▶ Goal: Repeat, exactly and in full, the lines of the listing below, but without any pictures.
## begin Records provided
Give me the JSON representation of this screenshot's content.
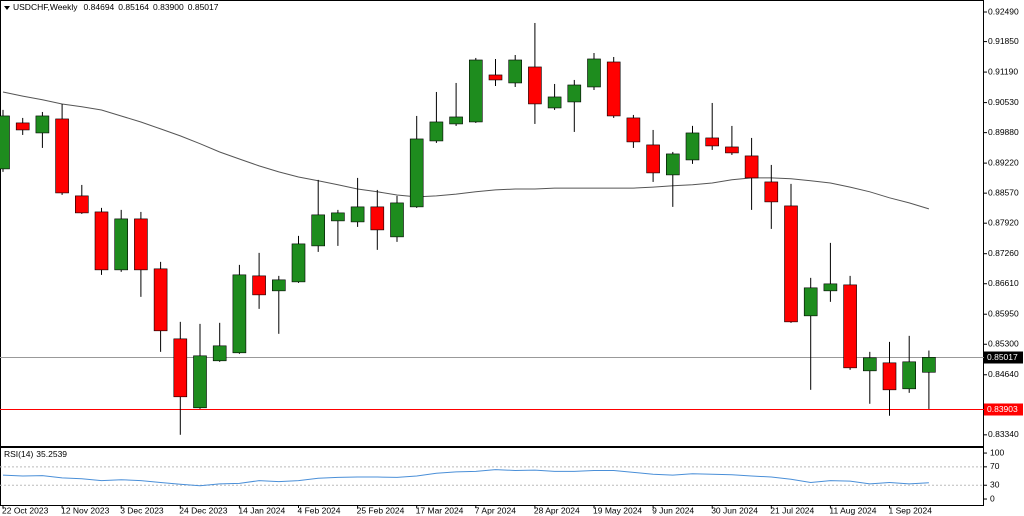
{
  "chart_data": [
    {
      "type": "candlestick",
      "title": "USDCHF,Weekly",
      "header_values": [
        "0.84694",
        "0.85164",
        "0.83900",
        "0.85017"
      ],
      "categories": [
        "22 Oct 2023",
        null,
        null,
        "12 Nov 2023",
        null,
        null,
        "3 Dec 2023",
        null,
        null,
        "24 Dec 2023",
        null,
        null,
        "14 Jan 2024",
        null,
        null,
        "4 Feb 2024",
        null,
        null,
        "25 Feb 2024",
        null,
        null,
        "17 Mar 2024",
        null,
        null,
        "7 Apr 2024",
        null,
        null,
        "28 Apr 2024",
        null,
        null,
        "19 May 2024",
        null,
        null,
        "9 Jun 2024",
        null,
        null,
        "30 Jun 2024",
        null,
        null,
        "21 Jul 2024",
        null,
        null,
        "11 Aug 2024",
        null,
        null,
        "1 Sep 2024",
        null,
        null
      ],
      "open": [
        0.89095,
        0.9009,
        0.89873,
        0.90176,
        0.88511,
        0.88164,
        0.8691,
        0.88013,
        0.86932,
        0.85417,
        0.83925,
        0.84942,
        0.85115,
        0.8678,
        0.86456,
        0.8665,
        0.87429,
        0.8797,
        0.87948,
        0.88273,
        0.87624,
        0.88273,
        0.897,
        0.90068,
        0.90111,
        0.91128,
        0.90955,
        0.91301,
        0.90414,
        0.90544,
        0.90868,
        0.91409,
        0.90198,
        0.89614,
        0.88965,
        0.89289,
        0.89765,
        0.8957,
        0.89376,
        0.88813,
        0.88294,
        0.85915,
        0.86456,
        0.86585,
        0.84725,
        0.84898,
        0.84336,
        0.84694
      ],
      "high": [
        0.90371,
        0.90198,
        0.90327,
        0.90501,
        0.88748,
        0.88251,
        0.88208,
        0.88164,
        0.87083,
        0.85785,
        0.85742,
        0.85764,
        0.87018,
        0.87278,
        0.8678,
        0.87645,
        0.88857,
        0.88208,
        0.889,
        0.8864,
        0.88511,
        0.90241,
        0.9076,
        0.90955,
        0.91496,
        0.91474,
        0.9156,
        0.92253,
        0.90933,
        0.9102,
        0.91604,
        0.91517,
        0.90263,
        0.89938,
        0.89462,
        0.90025,
        0.90522,
        0.90025,
        0.89765,
        0.89181,
        0.8877,
        0.86737,
        0.87494,
        0.8678,
        0.85136,
        0.85353,
        0.85482,
        0.85164
      ],
      "low": [
        0.8903,
        0.8983,
        0.89549,
        0.88532,
        0.88121,
        0.86802,
        0.86867,
        0.86326,
        0.85136,
        0.83341,
        0.83903,
        0.8492,
        0.85093,
        0.86066,
        0.85526,
        0.86629,
        0.87299,
        0.87429,
        0.8784,
        0.87343,
        0.87516,
        0.88251,
        0.89657,
        0.90025,
        0.9009,
        0.9089,
        0.90868,
        0.90068,
        0.90371,
        0.89895,
        0.90803,
        0.90198,
        0.89549,
        0.88813,
        0.88273,
        0.89203,
        0.89506,
        0.89397,
        0.88208,
        0.87797,
        0.85764,
        0.84314,
        0.86218,
        0.84747,
        0.84012,
        0.83752,
        0.84249,
        0.839
      ],
      "close": [
        0.90241,
        0.89938,
        0.90241,
        0.88575,
        0.88143,
        0.8691,
        0.88013,
        0.8691,
        0.85591,
        0.84163,
        0.8505,
        0.85266,
        0.86802,
        0.86369,
        0.86694,
        0.87472,
        0.881,
        0.88143,
        0.88273,
        0.87775,
        0.88359,
        0.89743,
        0.90111,
        0.90219,
        0.91452,
        0.9102,
        0.91452,
        0.90501,
        0.90652,
        0.90911,
        0.91474,
        0.90241,
        0.89679,
        0.89008,
        0.89419,
        0.89873,
        0.89592,
        0.89441,
        0.889,
        0.88381,
        0.85785,
        0.86521,
        0.86607,
        0.8479,
        0.85007,
        0.84314,
        0.8492,
        0.85017
      ],
      "up_color": "#1e8c1e",
      "down_color": "#ff0000",
      "overlay": {
        "color": "#555555",
        "values": [
          0.9076,
          0.9067,
          0.9059,
          0.905,
          0.9044,
          0.9037,
          0.9024,
          0.9011,
          0.8996,
          0.8981,
          0.8964,
          0.8946,
          0.8931,
          0.8916,
          0.8903,
          0.8892,
          0.8884,
          0.8875,
          0.8866,
          0.886,
          0.8853,
          0.8849,
          0.8851,
          0.8855,
          0.886,
          0.8864,
          0.8866,
          0.8866,
          0.8868,
          0.8868,
          0.8868,
          0.8868,
          0.8868,
          0.887,
          0.8873,
          0.8875,
          0.8879,
          0.8886,
          0.889,
          0.889,
          0.8888,
          0.8884,
          0.8879,
          0.887,
          0.886,
          0.8847,
          0.8836,
          0.8823
        ]
      },
      "hlines": [
        {
          "value": 0.85017,
          "color": "#999999",
          "box": "#000000"
        },
        {
          "value": 0.83903,
          "color": "#ff0000",
          "box": "#ff0000"
        }
      ],
      "ylim": [
        0.8312,
        0.9275
      ],
      "yticks": [
        {
          "value": 0.9249,
          "label": "0.92490"
        },
        {
          "value": 0.9185,
          "label": "0.91850"
        },
        {
          "value": 0.9119,
          "label": "0.91190"
        },
        {
          "value": 0.9053,
          "label": "0.90530"
        },
        {
          "value": 0.8988,
          "label": "0.89880"
        },
        {
          "value": 0.8922,
          "label": "0.89220"
        },
        {
          "value": 0.8857,
          "label": "0.88570"
        },
        {
          "value": 0.8792,
          "label": "0.87920"
        },
        {
          "value": 0.8726,
          "label": "0.87260"
        },
        {
          "value": 0.8661,
          "label": "0.86610"
        },
        {
          "value": 0.8595,
          "label": "0.85950"
        },
        {
          "value": 0.853,
          "label": "0.85300"
        },
        {
          "value": 0.8464,
          "label": "0.84640"
        },
        {
          "value": 0.8334,
          "label": "0.83340"
        }
      ]
    },
    {
      "type": "line",
      "name": "RSI(14)",
      "color": "#4a8fd8",
      "values": [
        52,
        50,
        51,
        46,
        44,
        40,
        42,
        40,
        36,
        32,
        29,
        33,
        34,
        40,
        38,
        40,
        45,
        47,
        48,
        48,
        47,
        50,
        56,
        59,
        60,
        64,
        62,
        63,
        60,
        60,
        62,
        62,
        58,
        54,
        52,
        55,
        54,
        53,
        50,
        48,
        43,
        36,
        40,
        39,
        33,
        36,
        33,
        35.2539
      ],
      "levels": [
        70,
        30
      ],
      "ylim": [
        -13,
        111
      ],
      "yticks": [
        100,
        70,
        30,
        0
      ]
    }
  ]
}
## end Records provided
▶ Task response:
Give me the JSON representation of this screenshot's content.
{
  "chart_data": [
    {
      "type": "candlestick",
      "title": "USDCHF,Weekly",
      "header_values": [
        "0.84694",
        "0.85164",
        "0.83900",
        "0.85017"
      ],
      "categories": [
        "22 Oct 2023",
        null,
        null,
        "12 Nov 2023",
        null,
        null,
        "3 Dec 2023",
        null,
        null,
        "24 Dec 2023",
        null,
        null,
        "14 Jan 2024",
        null,
        null,
        "4 Feb 2024",
        null,
        null,
        "25 Feb 2024",
        null,
        null,
        "17 Mar 2024",
        null,
        null,
        "7 Apr 2024",
        null,
        null,
        "28 Apr 2024",
        null,
        null,
        "19 May 2024",
        null,
        null,
        "9 Jun 2024",
        null,
        null,
        "30 Jun 2024",
        null,
        null,
        "21 Jul 2024",
        null,
        null,
        "11 Aug 2024",
        null,
        null,
        "1 Sep 2024",
        null,
        null
      ],
      "open": [
        0.89095,
        0.9009,
        0.89873,
        0.90176,
        0.88511,
        0.88164,
        0.8691,
        0.88013,
        0.86932,
        0.85417,
        0.83925,
        0.84942,
        0.85115,
        0.8678,
        0.86456,
        0.8665,
        0.87429,
        0.8797,
        0.87948,
        0.88273,
        0.87624,
        0.88273,
        0.897,
        0.90068,
        0.90111,
        0.91128,
        0.90955,
        0.91301,
        0.90414,
        0.90544,
        0.90868,
        0.91409,
        0.90198,
        0.89614,
        0.88965,
        0.89289,
        0.89765,
        0.8957,
        0.89376,
        0.88813,
        0.88294,
        0.85915,
        0.86456,
        0.86585,
        0.84725,
        0.84898,
        0.84336,
        0.84694
      ],
      "high": [
        0.90371,
        0.90198,
        0.90327,
        0.90501,
        0.88748,
        0.88251,
        0.88208,
        0.88164,
        0.87083,
        0.85785,
        0.85742,
        0.85764,
        0.87018,
        0.87278,
        0.8678,
        0.87645,
        0.88857,
        0.88208,
        0.889,
        0.8864,
        0.88511,
        0.90241,
        0.9076,
        0.90955,
        0.91496,
        0.91474,
        0.9156,
        0.92253,
        0.90933,
        0.9102,
        0.91604,
        0.91517,
        0.90263,
        0.89938,
        0.89462,
        0.90025,
        0.90522,
        0.90025,
        0.89765,
        0.89181,
        0.8877,
        0.86737,
        0.87494,
        0.8678,
        0.85136,
        0.85353,
        0.85482,
        0.85164
      ],
      "low": [
        0.8903,
        0.8983,
        0.89549,
        0.88532,
        0.88121,
        0.86802,
        0.86867,
        0.86326,
        0.85136,
        0.83341,
        0.83903,
        0.8492,
        0.85093,
        0.86066,
        0.85526,
        0.86629,
        0.87299,
        0.87429,
        0.8784,
        0.87343,
        0.87516,
        0.88251,
        0.89657,
        0.90025,
        0.9009,
        0.9089,
        0.90868,
        0.90068,
        0.90371,
        0.89895,
        0.90803,
        0.90198,
        0.89549,
        0.88813,
        0.88273,
        0.89203,
        0.89506,
        0.89397,
        0.88208,
        0.87797,
        0.85764,
        0.84314,
        0.86218,
        0.84747,
        0.84012,
        0.83752,
        0.84249,
        0.839
      ],
      "close": [
        0.90241,
        0.89938,
        0.90241,
        0.88575,
        0.88143,
        0.8691,
        0.88013,
        0.8691,
        0.85591,
        0.84163,
        0.8505,
        0.85266,
        0.86802,
        0.86369,
        0.86694,
        0.87472,
        0.881,
        0.88143,
        0.88273,
        0.87775,
        0.88359,
        0.89743,
        0.90111,
        0.90219,
        0.91452,
        0.9102,
        0.91452,
        0.90501,
        0.90652,
        0.90911,
        0.91474,
        0.90241,
        0.89679,
        0.89008,
        0.89419,
        0.89873,
        0.89592,
        0.89441,
        0.889,
        0.88381,
        0.85785,
        0.86521,
        0.86607,
        0.8479,
        0.85007,
        0.84314,
        0.8492,
        0.85017
      ],
      "up_color": "#1e8c1e",
      "down_color": "#ff0000",
      "overlay": {
        "color": "#555555",
        "values": [
          0.9076,
          0.9067,
          0.9059,
          0.905,
          0.9044,
          0.9037,
          0.9024,
          0.9011,
          0.8996,
          0.8981,
          0.8964,
          0.8946,
          0.8931,
          0.8916,
          0.8903,
          0.8892,
          0.8884,
          0.8875,
          0.8866,
          0.886,
          0.8853,
          0.8849,
          0.8851,
          0.8855,
          0.886,
          0.8864,
          0.8866,
          0.8866,
          0.8868,
          0.8868,
          0.8868,
          0.8868,
          0.8868,
          0.887,
          0.8873,
          0.8875,
          0.8879,
          0.8886,
          0.889,
          0.889,
          0.8888,
          0.8884,
          0.8879,
          0.887,
          0.886,
          0.8847,
          0.8836,
          0.8823
        ]
      },
      "hlines": [
        {
          "value": 0.85017,
          "color": "#999999",
          "box": "#000000"
        },
        {
          "value": 0.83903,
          "color": "#ff0000",
          "box": "#ff0000"
        }
      ],
      "ylim": [
        0.8312,
        0.9275
      ],
      "yticks": [
        {
          "value": 0.9249,
          "label": "0.92490"
        },
        {
          "value": 0.9185,
          "label": "0.91850"
        },
        {
          "value": 0.9119,
          "label": "0.91190"
        },
        {
          "value": 0.9053,
          "label": "0.90530"
        },
        {
          "value": 0.8988,
          "label": "0.89880"
        },
        {
          "value": 0.8922,
          "label": "0.89220"
        },
        {
          "value": 0.8857,
          "label": "0.88570"
        },
        {
          "value": 0.8792,
          "label": "0.87920"
        },
        {
          "value": 0.8726,
          "label": "0.87260"
        },
        {
          "value": 0.8661,
          "label": "0.86610"
        },
        {
          "value": 0.8595,
          "label": "0.85950"
        },
        {
          "value": 0.853,
          "label": "0.85300"
        },
        {
          "value": 0.8464,
          "label": "0.84640"
        },
        {
          "value": 0.8334,
          "label": "0.83340"
        }
      ]
    },
    {
      "type": "line",
      "name": "RSI(14)",
      "color": "#4a8fd8",
      "values": [
        52,
        50,
        51,
        46,
        44,
        40,
        42,
        40,
        36,
        32,
        29,
        33,
        34,
        40,
        38,
        40,
        45,
        47,
        48,
        48,
        47,
        50,
        56,
        59,
        60,
        64,
        62,
        63,
        60,
        60,
        62,
        62,
        58,
        54,
        52,
        55,
        54,
        53,
        50,
        48,
        43,
        36,
        40,
        39,
        33,
        36,
        33,
        35.2539
      ],
      "levels": [
        70,
        30
      ],
      "ylim": [
        -13,
        111
      ],
      "yticks": [
        100,
        70,
        30,
        0
      ]
    }
  ]
}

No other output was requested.